• Document extract:
------
Friday, May 6, 2016

Grand Canyon by Haiku

The Grandest Canyon
How to relay our journey?
Haikus will tell all

Beginning



Electronic toys
Left behind as we turn to
Focus on what's real
 
 
 
First view of Colorado River en route to the boat, at Marble Canyon Bridge
Met our brave boatmen
 Our lives gladly in their hands
Jon, Owen, and Max

L to R: Max, Jon, Owen from Arizona Raft Adventures

Jon, our head boatman
Passion for Canyon is clear
Knowledge unsurpassed















 
Owen, Maine madman
Guitar-playing boatman and
Chef extraordinaire














Max, the apprentice
Memorable desserts nightly
No job too messy















 Creating A New Rhythm

Seeing same bridge from a different angle, we're off!


Enter the Canyon
Boat ripples carry worries
Away from our souls






Boat bumps into sand
The clatter when spoon meets bowl
First lunch upon us




Siesta!
Back on the river
Soak in sights, sounds, and spirits
Listen together







 
 


Pick a sandy beach
Tents and sleeping bags unpacked
Wine, crochet, haikus!










In the evening light
Incredible scenes grace camp
Beauty honors us


Powell Plateau as one camp backdrop, named for famous Canyon explorer John Wesley Powell

 



Leave no trace behind
Carry everything with us
Poop in a bucket
 
 
Groover hid in trees
River scene is paramount
Privacy, bonus!



The old way--but no more!



Known as "the groover"
Named for old way of "s_itting"
Ammo cans left grooves!













 The night awakens
Canyon walls glow with moonlight
Stars dance while we sleep


Full moon arising
Illuminating canyon
Bucket list check-off!


Wake up at midnight
Realize sleep will not visit
Must find friend groover
(sigh)









Canyon wren, sunlight
Ushers away the nighttime
Brings forth a new day

Morning light on canyon walls is beyond haikus

Add to eggs: smoked salmon with capers, fresh fruit, and coffee
(can you believe this??)
------
• Stated exercise 1: In the Grand Canyon haiku post, rewrite the passage that begins at the words "Groover hid in" and stops after "cans left grooves!", with "paramount" changed to "everything".

• The data:
------
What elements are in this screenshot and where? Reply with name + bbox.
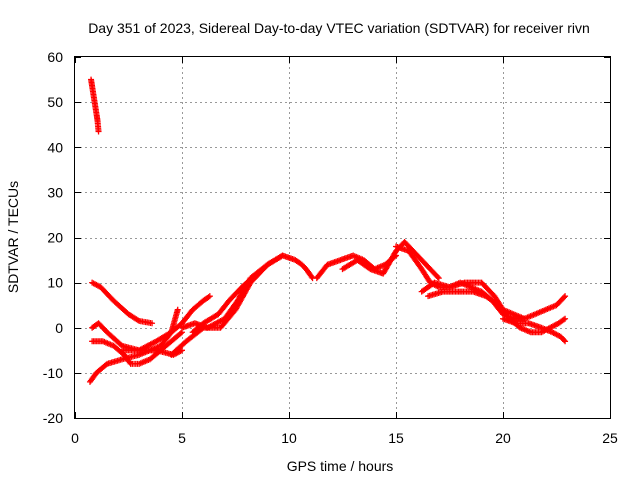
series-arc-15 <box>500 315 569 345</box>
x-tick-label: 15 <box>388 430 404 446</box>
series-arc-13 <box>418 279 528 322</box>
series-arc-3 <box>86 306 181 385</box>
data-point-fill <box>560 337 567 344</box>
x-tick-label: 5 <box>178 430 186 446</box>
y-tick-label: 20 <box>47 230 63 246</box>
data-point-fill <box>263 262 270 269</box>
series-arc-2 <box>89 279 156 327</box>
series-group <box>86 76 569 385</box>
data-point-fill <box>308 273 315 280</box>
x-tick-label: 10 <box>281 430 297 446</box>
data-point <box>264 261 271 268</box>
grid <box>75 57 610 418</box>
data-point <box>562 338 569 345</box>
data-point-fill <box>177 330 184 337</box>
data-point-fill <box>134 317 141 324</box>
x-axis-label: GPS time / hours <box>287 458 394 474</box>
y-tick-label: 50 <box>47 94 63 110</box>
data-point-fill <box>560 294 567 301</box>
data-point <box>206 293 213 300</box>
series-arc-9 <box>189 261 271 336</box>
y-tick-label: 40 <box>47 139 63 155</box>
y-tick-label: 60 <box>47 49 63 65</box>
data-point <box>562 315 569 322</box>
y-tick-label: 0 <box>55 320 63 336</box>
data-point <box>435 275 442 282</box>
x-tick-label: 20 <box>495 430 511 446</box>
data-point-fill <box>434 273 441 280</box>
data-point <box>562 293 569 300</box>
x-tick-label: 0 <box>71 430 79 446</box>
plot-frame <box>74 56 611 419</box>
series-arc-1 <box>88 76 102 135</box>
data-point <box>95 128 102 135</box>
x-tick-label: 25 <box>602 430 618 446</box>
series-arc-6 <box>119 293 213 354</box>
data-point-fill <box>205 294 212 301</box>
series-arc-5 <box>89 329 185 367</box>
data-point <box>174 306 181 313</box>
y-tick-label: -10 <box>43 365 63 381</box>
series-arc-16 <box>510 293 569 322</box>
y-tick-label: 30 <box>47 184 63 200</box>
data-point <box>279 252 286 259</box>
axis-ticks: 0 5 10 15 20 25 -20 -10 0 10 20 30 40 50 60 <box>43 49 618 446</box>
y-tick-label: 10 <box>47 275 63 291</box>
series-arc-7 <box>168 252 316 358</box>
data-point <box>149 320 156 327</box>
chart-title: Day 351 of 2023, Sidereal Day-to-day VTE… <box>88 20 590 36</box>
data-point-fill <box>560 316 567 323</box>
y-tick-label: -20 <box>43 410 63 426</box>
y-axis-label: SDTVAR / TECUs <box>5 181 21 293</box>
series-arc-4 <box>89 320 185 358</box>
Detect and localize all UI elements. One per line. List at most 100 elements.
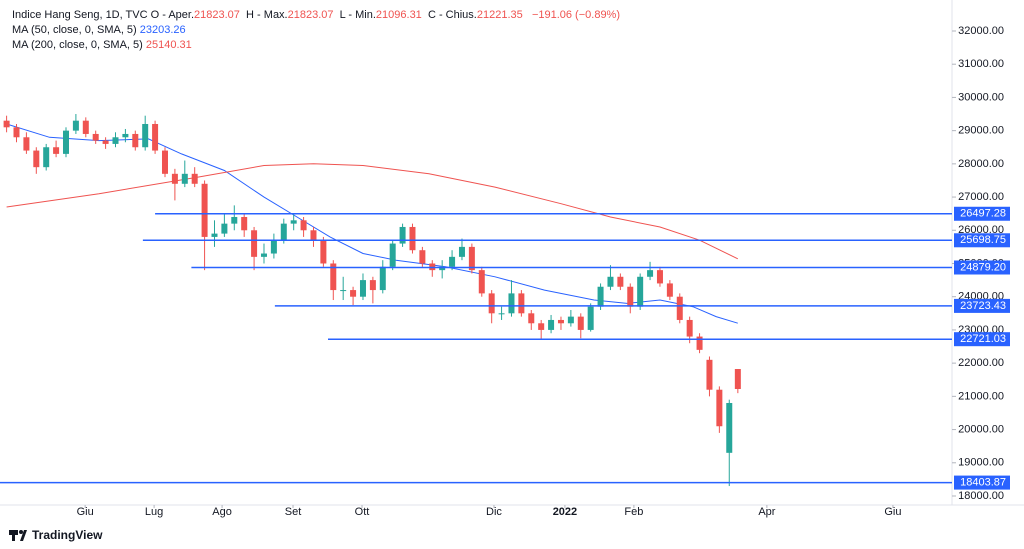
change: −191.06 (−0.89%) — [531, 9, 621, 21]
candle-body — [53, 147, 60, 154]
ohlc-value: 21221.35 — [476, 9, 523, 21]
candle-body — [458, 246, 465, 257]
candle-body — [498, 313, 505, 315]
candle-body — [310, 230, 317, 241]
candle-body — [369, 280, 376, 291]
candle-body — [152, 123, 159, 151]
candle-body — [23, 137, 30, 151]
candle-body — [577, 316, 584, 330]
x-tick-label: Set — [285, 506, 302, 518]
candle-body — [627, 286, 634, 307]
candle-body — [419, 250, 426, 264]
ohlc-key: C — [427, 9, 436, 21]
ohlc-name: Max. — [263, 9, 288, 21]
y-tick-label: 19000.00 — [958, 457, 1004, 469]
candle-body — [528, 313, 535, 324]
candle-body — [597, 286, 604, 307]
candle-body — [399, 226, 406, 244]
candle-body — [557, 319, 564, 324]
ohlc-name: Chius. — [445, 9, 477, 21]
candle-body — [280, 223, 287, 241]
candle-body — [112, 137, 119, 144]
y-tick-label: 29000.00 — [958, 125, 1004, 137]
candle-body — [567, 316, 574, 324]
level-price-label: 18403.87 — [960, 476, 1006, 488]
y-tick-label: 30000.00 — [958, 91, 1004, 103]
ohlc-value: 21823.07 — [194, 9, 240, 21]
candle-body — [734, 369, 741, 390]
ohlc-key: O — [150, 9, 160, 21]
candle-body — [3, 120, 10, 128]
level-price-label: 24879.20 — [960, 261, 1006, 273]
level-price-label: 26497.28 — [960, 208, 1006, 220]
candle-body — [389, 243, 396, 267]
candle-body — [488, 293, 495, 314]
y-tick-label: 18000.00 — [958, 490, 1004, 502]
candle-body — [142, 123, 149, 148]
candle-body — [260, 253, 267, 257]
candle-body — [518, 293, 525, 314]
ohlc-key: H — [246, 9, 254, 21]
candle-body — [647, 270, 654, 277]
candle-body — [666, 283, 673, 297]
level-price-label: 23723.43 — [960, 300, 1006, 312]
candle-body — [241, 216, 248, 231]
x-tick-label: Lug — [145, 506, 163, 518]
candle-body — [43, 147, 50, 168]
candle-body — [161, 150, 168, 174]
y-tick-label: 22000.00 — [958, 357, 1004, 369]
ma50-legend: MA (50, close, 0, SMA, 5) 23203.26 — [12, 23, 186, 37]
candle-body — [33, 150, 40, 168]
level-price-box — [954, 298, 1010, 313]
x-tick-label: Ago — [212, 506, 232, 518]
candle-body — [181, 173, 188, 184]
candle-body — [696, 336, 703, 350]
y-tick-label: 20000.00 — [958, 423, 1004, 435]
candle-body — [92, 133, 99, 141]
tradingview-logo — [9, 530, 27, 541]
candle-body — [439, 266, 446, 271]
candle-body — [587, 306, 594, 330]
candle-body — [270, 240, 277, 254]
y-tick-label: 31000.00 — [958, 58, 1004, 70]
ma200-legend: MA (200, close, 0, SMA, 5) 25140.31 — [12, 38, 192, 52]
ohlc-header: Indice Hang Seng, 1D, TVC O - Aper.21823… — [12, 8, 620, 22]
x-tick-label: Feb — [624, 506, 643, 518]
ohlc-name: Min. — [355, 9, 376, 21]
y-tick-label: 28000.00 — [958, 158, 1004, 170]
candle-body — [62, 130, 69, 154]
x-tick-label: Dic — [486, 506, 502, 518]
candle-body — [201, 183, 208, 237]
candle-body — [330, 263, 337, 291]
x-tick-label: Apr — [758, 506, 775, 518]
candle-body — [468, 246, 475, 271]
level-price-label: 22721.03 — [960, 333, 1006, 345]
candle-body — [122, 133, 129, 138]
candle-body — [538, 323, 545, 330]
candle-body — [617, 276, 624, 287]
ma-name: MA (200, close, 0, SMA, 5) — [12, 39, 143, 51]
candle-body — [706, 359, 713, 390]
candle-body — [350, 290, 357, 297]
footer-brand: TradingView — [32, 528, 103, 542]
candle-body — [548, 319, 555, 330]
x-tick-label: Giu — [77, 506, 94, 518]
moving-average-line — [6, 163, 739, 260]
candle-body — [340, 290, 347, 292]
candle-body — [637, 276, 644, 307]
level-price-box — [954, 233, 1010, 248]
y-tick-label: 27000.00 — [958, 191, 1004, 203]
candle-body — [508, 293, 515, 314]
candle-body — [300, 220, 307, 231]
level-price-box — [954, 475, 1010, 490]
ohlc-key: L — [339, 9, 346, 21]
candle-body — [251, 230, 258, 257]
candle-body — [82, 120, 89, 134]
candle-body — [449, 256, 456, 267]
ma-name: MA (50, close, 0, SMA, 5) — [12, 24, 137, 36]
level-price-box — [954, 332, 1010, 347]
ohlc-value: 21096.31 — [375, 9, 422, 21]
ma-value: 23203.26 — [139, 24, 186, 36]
------
• Stated exercise 2: Reproduce the lines of the entries beginning at the line that has "change: −191.06 (−0.89%) — [531, 9, 621, 21]" and stopping after the line that has "candle-body — [419, 250, 426, 264]".

• Result 1:
Groover hid in trees
River scene is everything
Privacy, bonus!



The old way--but no more!



Known as "the groover"
Named for old way of "s_itting"
Ammo cans left grooves!

• Result 2:
change: −191.06 (−0.89%) — [531, 9, 621, 21]
candle-body — [53, 147, 60, 154]
ohlc-value: 21221.35 — [476, 9, 523, 21]
candle-body — [458, 246, 465, 257]
candle-body — [498, 313, 505, 315]
candle-body — [310, 230, 317, 241]
candle-body — [369, 280, 376, 291]
candle-body — [152, 123, 159, 151]
candle-body — [23, 137, 30, 151]
candle-body — [577, 316, 584, 330]
x-tick-label: Set — [285, 506, 302, 518]
candle-body — [627, 286, 634, 307]
candle-body — [419, 250, 426, 264]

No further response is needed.